*Travail demandé*
1. D'après le passage consacré à Avec vue sur l'Arno, entre quels deux pays se déroule le roman ?
2. Poursuivez le passage consacré à Avec vue sur l'Arno à la suite de sa dernière phrase.

*Passage du texte*
Avec vue sur l’Arno – E. M. Forster

Par Albertebly
Publié en 1908, Avec vue sur l'Arno est un roman estival à souhait et brillant qui plus est. Alors on a décidé de vous en parler, mais un peu seriously.

Amateur.ices de Jane Austen, halte-là ! Voilà un ouvrage qui devrait vous séduire si vous avez été transporté.es par les œuvres de la célèbre autrice anglaise. Avec vue sur l'Arno se déroule entre l'Italie et l'Angleterre et nous raconte l'histoire de Lucy, jeune femme qui va, au fil des pages s'émanciper un peu plus, écoutant ses envies et son cœur. La jeune fille s'ouvre sur un monde nouveau et à la pièce fermée et austère habitée par un de ses prétendants s'oppose la vue sur l'Arno et un avenir radieux que lui propose l'autre (" Il l'emporta par la fenêtre afin qu'elle aussi jouît de la vue ").

Véritable roman d'initiation, Avec vue sur l'Arno est une œuvre bercée d'une douce ironie que Forster manie à merveille : il évoquera ainsi l'Église et les convenances dans une Angleterre encore puritaine sur un ton critique ou encore les hommes pseudo-intellectuels manquant cruellement de talent quand on vient aux échanges humains. Le tout avec beaucoup d'acidité. Se faisant, il montre également le fossé social qui peut exister entre les Honeychurch et le très snob Cecil et nous dépeint une société anglaise divisée mais se noyant dans son hypocrisie, toujours sur le même ton très grinçant justement.

" Ainsi la vie cessa de grincer. C'était généralement le cas à Windy Corner. A la dernière minute, quand les rouages sociaux étaient grippés sans espoir, l'un ou l'autre membre de la famille laissait tomber une goutte d'huile. [Lui] méprisait ces méthodes, avec raison peut-être ; ce n'étaient pas les siennes en tout cas. "

Selon le découpage opéré par Forster dans son roman, ledit Cecil tient d'ailleurs plus de l'homme médiéval que de l'homme du XXe siècle. L'auteur souligne cela avec une pointe d'ironie qui n'est, ma foi, pas désagréable :

" La vieille relation féodale de protecteur à protégé était la seule [qu'il] pût concevoir. L'âme de la jeune fille désirait autre chose : une camaraderie dont il n'avait pas la moindre intuition "

*Données enregistrées*
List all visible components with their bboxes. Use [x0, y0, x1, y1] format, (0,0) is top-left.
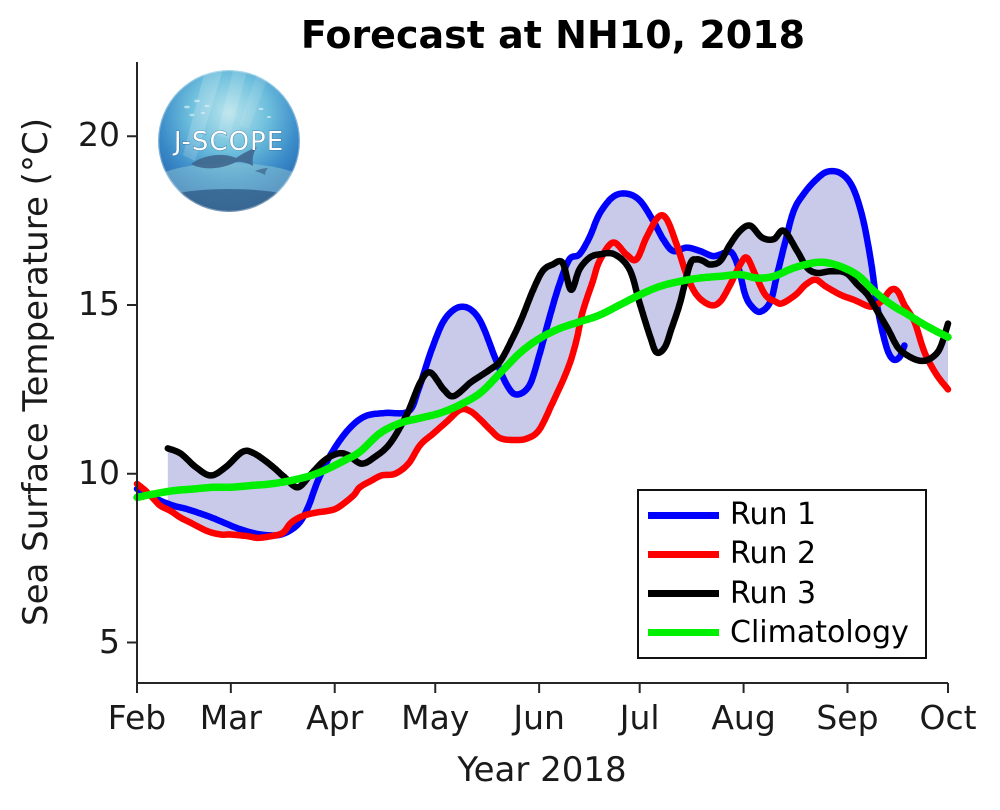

*Réponses par consigne*
1. Entre l'Italie et l'Angleterre.

2.
Si le début du roman est un peu abrupt, de par le fait que l'action commence in medias res, la suite est très prenante et Avec vue sur l'Arno se lit avec beaucoup de facilité. L'évolution du personnage de Lucy nous a particulièrement marquée et c'est ce qui est ici bien évidemment au centre de l'ouvrage. Il nous a semblé qu'elle aurait aussi bien pu être une héroïne austinienne, rêvant d'un homme qui lui " est apparu un instant comme un personnage de livre " après avoir été au centre d'une scène romantique au milieu d'un champ de violettes qui nous a, pour notre part, rappelée la rencontre de Marianne et Willoughby dans Raison et Sentiments, la pluie en moins.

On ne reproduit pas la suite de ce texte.